>> start
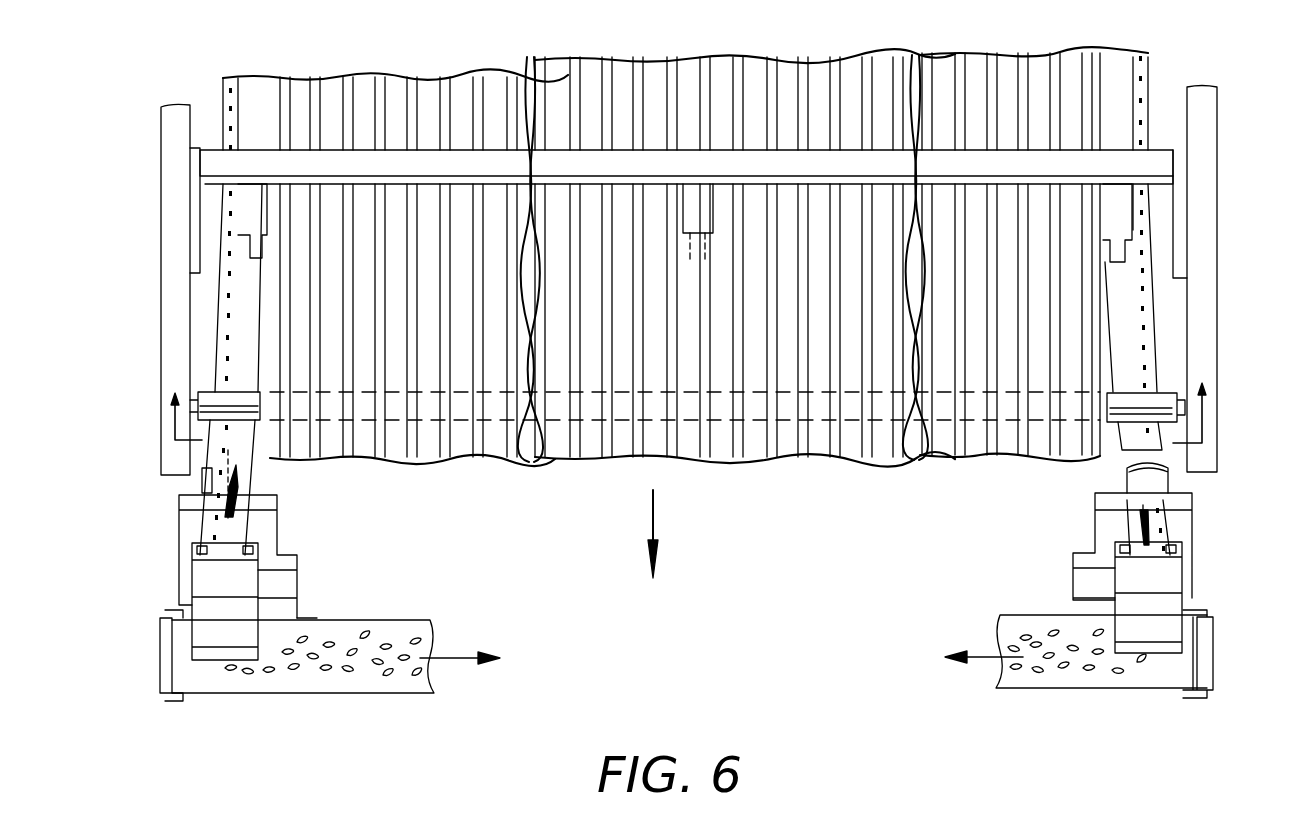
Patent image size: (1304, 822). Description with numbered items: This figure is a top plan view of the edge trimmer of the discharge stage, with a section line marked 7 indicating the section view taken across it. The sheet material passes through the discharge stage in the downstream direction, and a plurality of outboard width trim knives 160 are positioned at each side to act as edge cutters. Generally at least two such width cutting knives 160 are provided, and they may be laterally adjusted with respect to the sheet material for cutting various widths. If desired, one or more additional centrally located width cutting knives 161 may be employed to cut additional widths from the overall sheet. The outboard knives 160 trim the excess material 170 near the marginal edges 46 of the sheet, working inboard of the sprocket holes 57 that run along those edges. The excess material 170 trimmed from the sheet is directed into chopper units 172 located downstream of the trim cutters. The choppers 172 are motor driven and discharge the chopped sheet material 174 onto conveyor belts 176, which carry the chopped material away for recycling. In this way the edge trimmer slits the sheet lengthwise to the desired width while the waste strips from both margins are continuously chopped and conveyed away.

The marginal edges 46 is at (1148, 80).
The outboard width trim knives 160 is at (248, 192).
The centrally located width cutting knives 161 is at (702, 187).
The excess material 170 is at (248, 467).
The sprocket holes 57 is at (217, 518).
The chopper units 172 is at (215, 539).
The chopped sheet material 174 is at (360, 640).
The conveyor belts 176 is at (430, 627).
The section line 7- 7 is at (686, 413).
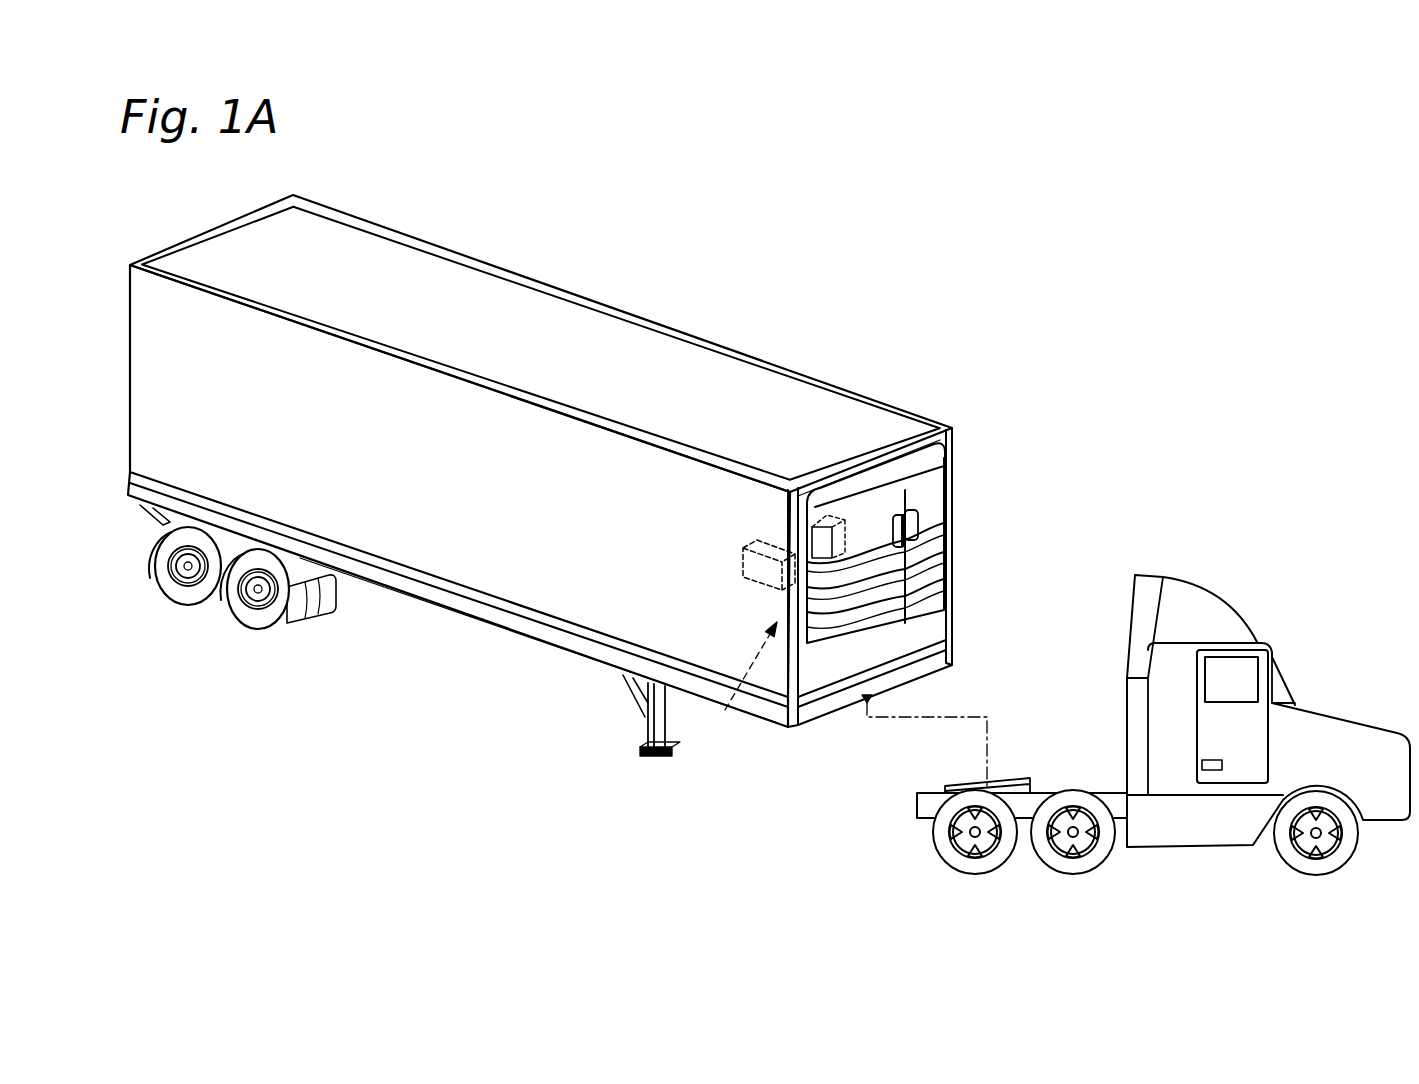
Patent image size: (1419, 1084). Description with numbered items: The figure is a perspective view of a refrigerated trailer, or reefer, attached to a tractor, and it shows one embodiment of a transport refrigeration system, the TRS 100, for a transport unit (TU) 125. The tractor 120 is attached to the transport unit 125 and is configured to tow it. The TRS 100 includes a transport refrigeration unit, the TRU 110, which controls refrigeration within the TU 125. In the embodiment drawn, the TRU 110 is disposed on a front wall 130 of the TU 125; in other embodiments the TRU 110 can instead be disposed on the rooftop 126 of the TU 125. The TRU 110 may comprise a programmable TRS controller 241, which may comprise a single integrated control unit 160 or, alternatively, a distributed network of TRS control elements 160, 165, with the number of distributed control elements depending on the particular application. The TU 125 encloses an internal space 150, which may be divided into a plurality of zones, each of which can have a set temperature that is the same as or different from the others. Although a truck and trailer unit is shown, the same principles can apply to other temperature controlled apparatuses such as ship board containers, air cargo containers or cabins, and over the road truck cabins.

The transport refrigeration system (TRS) 100 is at (1037, 264).
The transport refrigeration unit (TRU) 110 is at (933, 497).
The tractor 120 is at (1333, 715).
The transport unit (TU) 125 is at (680, 330).
The rooftop 126 is at (476, 295).
The front wall 130 is at (953, 433).
The internal space 150 is at (485, 518).
The integrated control unit 160 is at (822, 562).
The TRS control element 165 is at (645, 697).
The TRS controller 241 is at (752, 582).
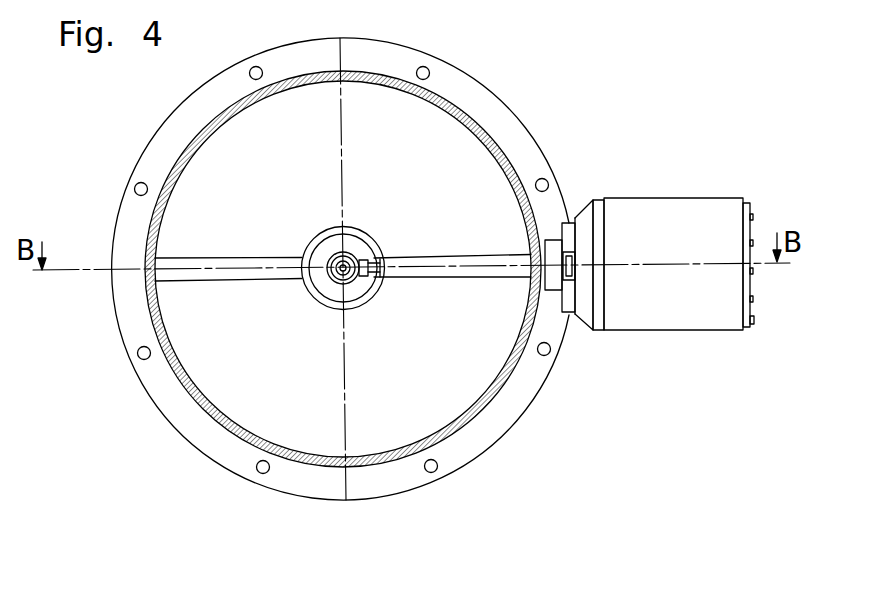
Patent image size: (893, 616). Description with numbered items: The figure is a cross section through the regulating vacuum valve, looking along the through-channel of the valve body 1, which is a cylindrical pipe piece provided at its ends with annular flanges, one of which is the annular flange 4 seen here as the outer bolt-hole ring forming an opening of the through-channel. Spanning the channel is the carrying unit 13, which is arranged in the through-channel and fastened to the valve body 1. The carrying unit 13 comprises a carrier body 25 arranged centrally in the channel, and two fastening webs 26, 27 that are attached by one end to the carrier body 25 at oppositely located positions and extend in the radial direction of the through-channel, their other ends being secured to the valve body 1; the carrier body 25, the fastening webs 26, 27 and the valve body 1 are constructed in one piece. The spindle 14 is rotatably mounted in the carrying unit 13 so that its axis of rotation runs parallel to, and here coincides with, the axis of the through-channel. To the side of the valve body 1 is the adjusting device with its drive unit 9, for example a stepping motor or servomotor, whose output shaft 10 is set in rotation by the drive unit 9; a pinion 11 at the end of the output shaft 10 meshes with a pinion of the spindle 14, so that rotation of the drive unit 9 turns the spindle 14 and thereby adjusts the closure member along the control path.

The valve body 1 is at (477, 123).
The annular flange 4 is at (502, 420).
The drive unit 9 is at (665, 217).
The output shaft 10 is at (379, 259).
The pinion 11 is at (367, 262).
The carrying unit 13 is at (357, 322).
The spindle 14 is at (333, 260).
The carrier body 25 is at (330, 303).
The fastening web 26 is at (207, 280).
The fastening web 27 is at (408, 277).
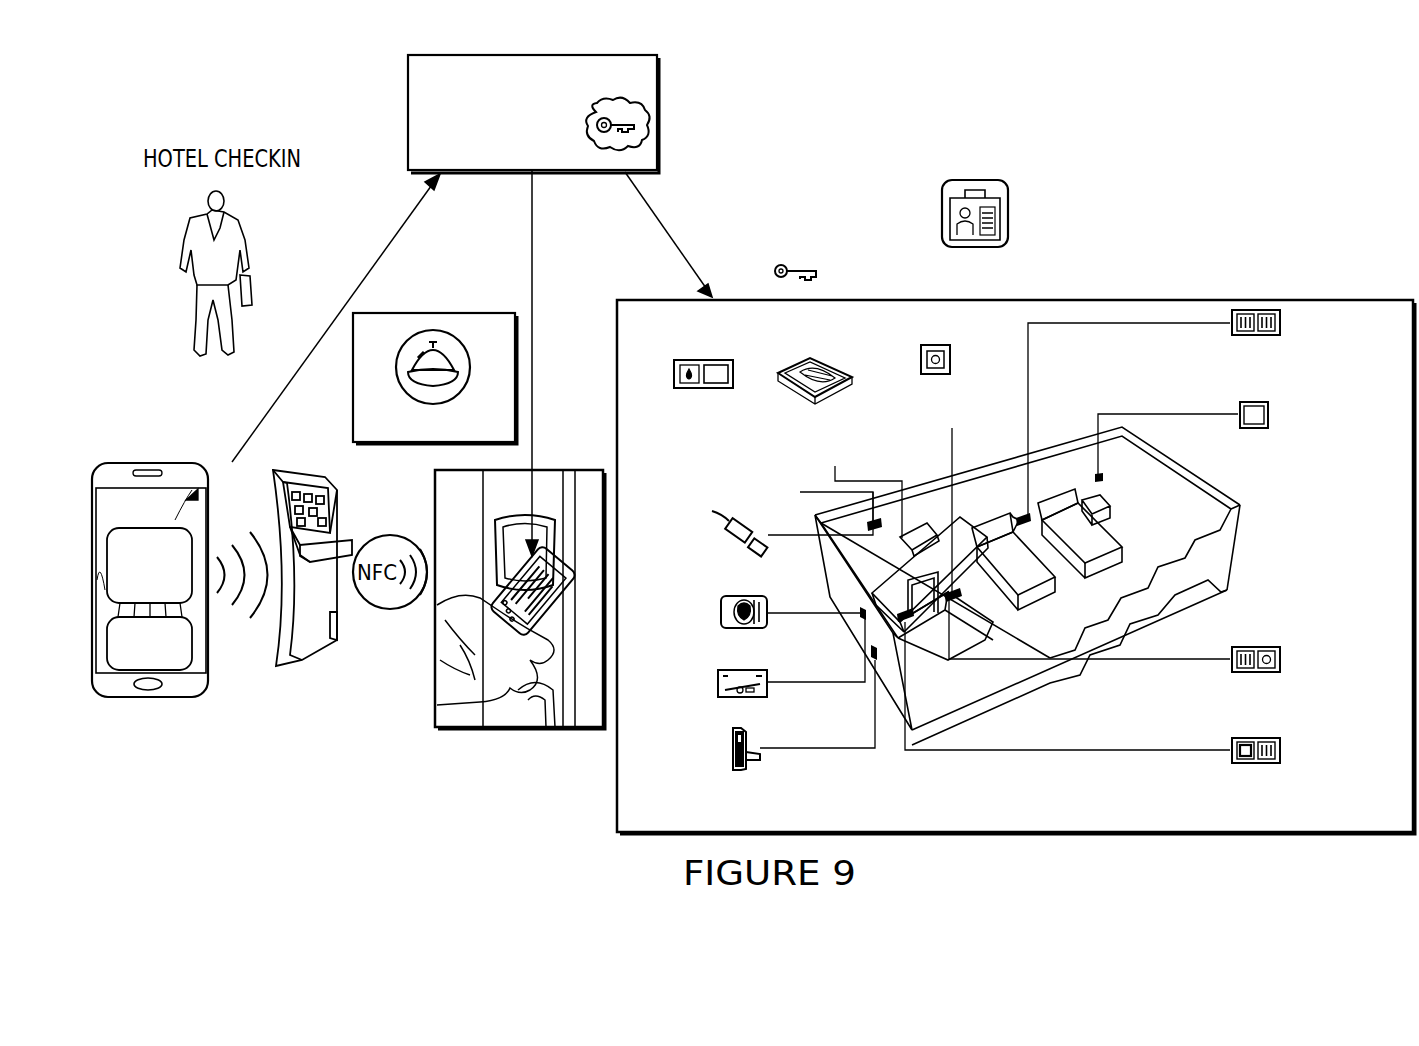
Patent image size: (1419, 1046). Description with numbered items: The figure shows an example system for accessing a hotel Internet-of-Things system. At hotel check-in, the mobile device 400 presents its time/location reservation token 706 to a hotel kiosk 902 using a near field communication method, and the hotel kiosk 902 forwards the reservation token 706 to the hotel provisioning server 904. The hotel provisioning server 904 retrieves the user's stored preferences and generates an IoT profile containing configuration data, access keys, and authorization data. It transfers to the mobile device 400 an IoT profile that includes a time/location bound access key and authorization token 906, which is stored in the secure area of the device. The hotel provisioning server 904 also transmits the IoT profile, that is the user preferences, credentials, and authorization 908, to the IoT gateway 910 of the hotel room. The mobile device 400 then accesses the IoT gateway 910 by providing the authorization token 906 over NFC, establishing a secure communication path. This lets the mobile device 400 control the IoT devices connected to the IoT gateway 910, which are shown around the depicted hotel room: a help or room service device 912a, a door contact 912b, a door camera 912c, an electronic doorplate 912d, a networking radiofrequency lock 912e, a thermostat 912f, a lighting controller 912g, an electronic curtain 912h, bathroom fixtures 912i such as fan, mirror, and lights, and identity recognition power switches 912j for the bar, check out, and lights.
>> end
Give every line of the rows above as one numbered list, skipping blank lines and leaving the pictures out.

PROBLEM SOLUTION:
1. Patent image size: (1304, 822). Description with numbered items: This figure is a top plan view of the edge trimmer of the discharge stage, with a section line marked 7 indicating the section view taken across it. The sheet material passes through the discharge stage in the downstream direction, and a plurality of outboard width trim knives 160 are positioned at each side to act as edge cutters. Generally at least two such width cutting knives 160 are provided, and they may be laterally adjusted with respect to the sheet material for cutting various widths. If desired, one or more additional centrally located width cutting knives 161 may be employed to cut additional widths from the overall sheet. The outboard knives 160 trim the excess material 170 near the marginal edges 46 of the sheet, working inboard of the sprocket holes 57 that run along those edges. The excess material 170 trimmed from the sheet is directed into chopper units 172 located downstream of the trim cutters. The choppers 172 are motor driven and discharge the chopped sheet material 174 onto conveyor belts 176, which carry the chopped material away for recycling. In this way the edge trimmer slits the sheet lengthwise to the desired width while the waste strips from both margins are continuously chopped and conveyed away.
2. The marginal edges 46 is at (1148, 80).
3. The outboard width trim knives 160 is at (248, 192).
4. The centrally located width cutting knives 161 is at (702, 187).
5. The excess material 170 is at (248, 467).
6. The sprocket holes 57 is at (217, 518).
7. The chopper units 172 is at (215, 539).
8. The chopped sheet material 174 is at (360, 640).
9. The conveyor belts 176 is at (430, 627).
10. The section line 7- 7 is at (686, 413).
11. Patent image size: (1419, 1084). Description with numbered items: The figure is a perspective view of a refrigerated trailer, or reefer, attached to a tractor, and it shows one embodiment of a transport refrigeration system, the TRS 100, for a transport unit (TU) 125. The tractor 120 is attached to the transport unit 125 and is configured to tow it. The TRS 100 includes a transport refrigeration unit, the TRU 110, which controls refrigeration within the TU 125. In the embodiment drawn, the TRU 110 is disposed on a front wall 130 of the TU 125; in other embodiments the TRU 110 can instead be disposed on the rooftop 126 of the TU 125. The TRU 110 may comprise a programmable TRS controller 241, which may comprise a single integrated control unit 160 or, alternatively, a distributed network of TRS control elements 160, 165, with the number of distributed control elements depending on the particular application. The TU 125 encloses an internal space 150, which may be divided into a plurality of zones, each of which can have a set temperature that is the same as or different from the others. Although a truck and trailer unit is shown, the same principles can apply to other temperature controlled apparatuses such as ship board containers, air cargo containers or cabins, and over the road truck cabins.
12. The transport refrigeration system (TRS) 100 is at (1037, 264).
13. The transport refrigeration unit (TRU) 110 is at (933, 497).
14. The tractor 120 is at (1333, 715).
15. The transport unit (TU) 125 is at (680, 330).
16. The rooftop 126 is at (476, 295).
17. The front wall 130 is at (953, 433).
18. The internal space 150 is at (485, 518).
19. The integrated control unit 160 is at (822, 562).
20. The TRS control element 165 is at (645, 697).
21. The TRS controller 241 is at (752, 582).
22. Patent image size: (893, 616). Description with numbered items: The figure is a cross section through the regulating vacuum valve, looking along the through-channel of the valve body 1, which is a cylindrical pipe piece provided at its ends with annular flanges, one of which is the annular flange 4 seen here as the outer bolt-hole ring forming an opening of the through-channel. Spanning the channel is the carrying unit 13, which is arranged in the through-channel and fastened to the valve body 1. The carrying unit 13 comprises a carrier body 25 arranged centrally in the channel, and two fastening webs 26, 27 that are attached by one end to the carrier body 25 at oppositely located positions and extend in the radial direction of the through-channel, their other ends being secured to the valve body 1; the carrier body 25, the fastening webs 26, 27 and the valve body 1 are constructed in one piece. The spindle 14 is rotatably mounted in the carrying unit 13 so that its axis of rotation runs parallel to, and here coincides with, the axis of the through-channel. To the side of the valve body 1 is the adjusting device with its drive unit 9, for example a stepping motor or servomotor, whose output shaft 10 is set in rotation by the drive unit 9; a pinion 11 at the end of the output shaft 10 meshes with a pinion of the spindle 14, so that rotation of the drive unit 9 turns the spindle 14 and thereby adjusts the closure member along the control path.
23. The valve body 1 is at (477, 123).
24. The annular flange 4 is at (502, 420).
25. The drive unit 9 is at (665, 217).
26. The output shaft 10 is at (379, 259).
27. The pinion 11 is at (367, 262).
28. The carrying unit 13 is at (357, 322).
29. The spindle 14 is at (333, 260).
30. The carrier body 25 is at (330, 303).
31. The fastening web 26 is at (207, 280).
32. The fastening web 27 is at (408, 277).
33. Patent image size: (1419, 1046). Description with numbered items: The figure shows an example system for accessing a hotel Internet-of-Things system. At hotel check-in, the mobile device 400 presents its time/location reservation token 706 to a hotel kiosk 902 using a near field communication method, and the hotel kiosk 902 forwards the reservation token 706 to the hotel provisioning server 904. The hotel provisioning server 904 retrieves the user's stored preferences and generates an IoT profile containing configuration data, access keys, and authorization data. It transfers to the mobile device 400 an IoT profile that includes a time/location bound access key and authorization token 906, which is stored in the secure area of the device. The hotel provisioning server 904 also transmits the IoT profile, that is the user preferences, credentials, and authorization 908, to the IoT gateway 910 of the hotel room. The mobile device 400 then accesses the IoT gateway 910 by providing the authorization token 906 over NFC, establishing a secure communication path. This lets the mobile device 400 control the IoT devices connected to the IoT gateway 910, which are shown around the depicted hotel room: a help or room service device 912a, a door contact 912b, a door camera 912c, an electronic doorplate 912d, a networking radiofrequency lock 912e, a thermostat 912f, a lighting controller 912g, an electronic curtain 912h, bathroom fixtures 912i such as fan, mirror, and lights, and identity recognition power switches 912j for the bar, check out, and lights.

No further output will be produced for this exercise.